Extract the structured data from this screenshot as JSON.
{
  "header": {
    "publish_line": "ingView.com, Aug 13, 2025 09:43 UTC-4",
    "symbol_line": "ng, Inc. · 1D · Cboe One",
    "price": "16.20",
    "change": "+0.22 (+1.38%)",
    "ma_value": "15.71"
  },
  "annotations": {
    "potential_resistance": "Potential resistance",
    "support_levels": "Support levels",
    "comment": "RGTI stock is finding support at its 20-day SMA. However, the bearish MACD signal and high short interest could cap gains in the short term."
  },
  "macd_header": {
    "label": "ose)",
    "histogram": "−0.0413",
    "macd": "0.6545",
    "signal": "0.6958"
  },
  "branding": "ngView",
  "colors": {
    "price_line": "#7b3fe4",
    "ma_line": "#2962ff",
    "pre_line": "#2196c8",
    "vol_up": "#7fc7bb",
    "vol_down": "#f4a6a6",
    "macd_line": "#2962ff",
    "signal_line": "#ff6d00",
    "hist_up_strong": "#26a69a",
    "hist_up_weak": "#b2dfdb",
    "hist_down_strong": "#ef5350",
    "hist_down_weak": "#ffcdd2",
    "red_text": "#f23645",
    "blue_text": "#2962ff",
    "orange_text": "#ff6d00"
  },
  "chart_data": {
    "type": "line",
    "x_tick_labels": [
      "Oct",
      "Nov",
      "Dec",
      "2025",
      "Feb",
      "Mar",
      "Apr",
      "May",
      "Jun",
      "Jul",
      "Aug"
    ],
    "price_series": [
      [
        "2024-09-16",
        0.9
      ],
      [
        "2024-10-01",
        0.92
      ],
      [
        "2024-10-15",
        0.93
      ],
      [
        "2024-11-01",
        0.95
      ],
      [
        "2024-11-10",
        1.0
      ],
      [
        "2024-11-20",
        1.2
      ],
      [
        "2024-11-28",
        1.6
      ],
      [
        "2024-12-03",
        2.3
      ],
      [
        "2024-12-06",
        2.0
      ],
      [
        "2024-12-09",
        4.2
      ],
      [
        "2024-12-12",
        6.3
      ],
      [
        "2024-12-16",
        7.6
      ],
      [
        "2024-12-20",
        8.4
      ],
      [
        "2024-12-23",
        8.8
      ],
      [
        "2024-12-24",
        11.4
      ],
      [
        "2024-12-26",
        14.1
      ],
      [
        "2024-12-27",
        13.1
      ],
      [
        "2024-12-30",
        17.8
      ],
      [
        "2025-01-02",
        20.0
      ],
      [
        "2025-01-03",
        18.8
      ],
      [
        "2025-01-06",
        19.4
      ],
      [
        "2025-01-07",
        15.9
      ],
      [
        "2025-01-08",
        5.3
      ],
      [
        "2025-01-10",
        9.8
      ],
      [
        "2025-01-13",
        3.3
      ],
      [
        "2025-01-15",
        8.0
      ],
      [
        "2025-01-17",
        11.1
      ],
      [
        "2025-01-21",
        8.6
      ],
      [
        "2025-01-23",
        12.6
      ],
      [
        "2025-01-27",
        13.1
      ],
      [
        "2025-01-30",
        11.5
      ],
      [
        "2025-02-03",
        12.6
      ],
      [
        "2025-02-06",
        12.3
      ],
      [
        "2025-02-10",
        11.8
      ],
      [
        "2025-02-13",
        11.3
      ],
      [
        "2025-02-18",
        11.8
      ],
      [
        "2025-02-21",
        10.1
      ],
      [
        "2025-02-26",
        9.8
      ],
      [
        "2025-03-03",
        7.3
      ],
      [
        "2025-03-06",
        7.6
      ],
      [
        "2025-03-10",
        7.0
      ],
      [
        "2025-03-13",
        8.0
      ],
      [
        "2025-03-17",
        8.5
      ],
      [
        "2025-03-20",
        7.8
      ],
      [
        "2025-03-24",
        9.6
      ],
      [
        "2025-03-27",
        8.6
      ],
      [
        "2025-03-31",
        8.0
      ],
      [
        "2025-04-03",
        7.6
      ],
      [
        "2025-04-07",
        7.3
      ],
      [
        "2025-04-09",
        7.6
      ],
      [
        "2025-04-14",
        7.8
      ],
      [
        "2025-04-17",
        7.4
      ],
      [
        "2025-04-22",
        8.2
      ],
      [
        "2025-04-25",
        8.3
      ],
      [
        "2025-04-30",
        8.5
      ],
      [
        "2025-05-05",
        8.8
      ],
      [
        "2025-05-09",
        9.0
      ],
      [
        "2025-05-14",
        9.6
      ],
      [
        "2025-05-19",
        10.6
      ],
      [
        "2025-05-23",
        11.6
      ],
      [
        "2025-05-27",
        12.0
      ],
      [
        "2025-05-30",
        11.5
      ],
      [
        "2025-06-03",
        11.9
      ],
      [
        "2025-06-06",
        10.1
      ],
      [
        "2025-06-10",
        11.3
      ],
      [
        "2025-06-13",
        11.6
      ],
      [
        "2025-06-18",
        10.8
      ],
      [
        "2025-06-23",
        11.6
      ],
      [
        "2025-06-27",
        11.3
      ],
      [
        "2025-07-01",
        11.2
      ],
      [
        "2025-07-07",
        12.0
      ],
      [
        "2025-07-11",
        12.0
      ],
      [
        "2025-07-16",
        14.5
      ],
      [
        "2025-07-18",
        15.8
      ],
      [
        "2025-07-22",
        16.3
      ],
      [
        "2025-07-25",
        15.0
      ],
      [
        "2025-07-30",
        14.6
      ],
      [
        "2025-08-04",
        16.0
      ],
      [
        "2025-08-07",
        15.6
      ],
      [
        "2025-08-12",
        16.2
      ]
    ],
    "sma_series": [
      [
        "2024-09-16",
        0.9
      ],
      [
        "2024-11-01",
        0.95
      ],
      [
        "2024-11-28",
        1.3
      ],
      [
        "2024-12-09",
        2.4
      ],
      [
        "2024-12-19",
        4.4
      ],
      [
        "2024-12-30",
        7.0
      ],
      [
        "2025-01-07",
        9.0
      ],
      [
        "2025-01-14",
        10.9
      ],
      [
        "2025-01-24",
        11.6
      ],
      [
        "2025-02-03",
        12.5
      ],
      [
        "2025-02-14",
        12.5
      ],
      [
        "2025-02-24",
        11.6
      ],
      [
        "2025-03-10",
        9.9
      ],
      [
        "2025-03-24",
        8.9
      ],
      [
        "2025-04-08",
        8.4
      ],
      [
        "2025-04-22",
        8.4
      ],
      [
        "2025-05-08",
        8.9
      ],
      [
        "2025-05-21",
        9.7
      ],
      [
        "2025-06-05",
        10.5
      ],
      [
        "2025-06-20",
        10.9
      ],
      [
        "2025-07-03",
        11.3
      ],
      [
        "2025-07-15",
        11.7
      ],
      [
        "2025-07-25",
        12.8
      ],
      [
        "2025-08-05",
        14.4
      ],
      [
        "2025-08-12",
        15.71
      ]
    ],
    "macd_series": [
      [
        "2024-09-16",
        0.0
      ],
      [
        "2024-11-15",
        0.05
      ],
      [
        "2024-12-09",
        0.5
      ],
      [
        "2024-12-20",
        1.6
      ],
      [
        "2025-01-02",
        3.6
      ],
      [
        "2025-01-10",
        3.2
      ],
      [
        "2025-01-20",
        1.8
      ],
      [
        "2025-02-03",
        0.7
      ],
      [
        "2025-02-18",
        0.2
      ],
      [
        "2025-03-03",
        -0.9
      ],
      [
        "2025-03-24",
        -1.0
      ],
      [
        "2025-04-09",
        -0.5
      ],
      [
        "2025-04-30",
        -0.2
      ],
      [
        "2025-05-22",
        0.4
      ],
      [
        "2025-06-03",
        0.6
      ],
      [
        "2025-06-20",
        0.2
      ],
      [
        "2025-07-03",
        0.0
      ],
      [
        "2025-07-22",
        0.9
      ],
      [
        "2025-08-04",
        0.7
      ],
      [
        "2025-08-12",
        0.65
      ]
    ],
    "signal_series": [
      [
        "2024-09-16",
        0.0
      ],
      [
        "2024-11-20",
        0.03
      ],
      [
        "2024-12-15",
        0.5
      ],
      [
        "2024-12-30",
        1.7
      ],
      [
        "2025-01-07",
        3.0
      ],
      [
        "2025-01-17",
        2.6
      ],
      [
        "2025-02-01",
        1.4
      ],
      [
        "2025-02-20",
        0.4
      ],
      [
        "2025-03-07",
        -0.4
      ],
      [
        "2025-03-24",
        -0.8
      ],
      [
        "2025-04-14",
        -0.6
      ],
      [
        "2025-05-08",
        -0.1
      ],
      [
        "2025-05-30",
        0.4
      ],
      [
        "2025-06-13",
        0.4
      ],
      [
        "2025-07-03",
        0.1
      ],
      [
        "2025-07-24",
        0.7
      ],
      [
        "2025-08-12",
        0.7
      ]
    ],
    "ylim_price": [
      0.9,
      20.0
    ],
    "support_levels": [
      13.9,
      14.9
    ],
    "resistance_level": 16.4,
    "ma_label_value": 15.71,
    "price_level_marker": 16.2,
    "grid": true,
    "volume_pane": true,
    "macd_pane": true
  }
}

***

Challenge = From the data above, copy each line that holds "true".

Full answer =
    "grid": true,
    "volume_pane": true,
    "macd_pane": true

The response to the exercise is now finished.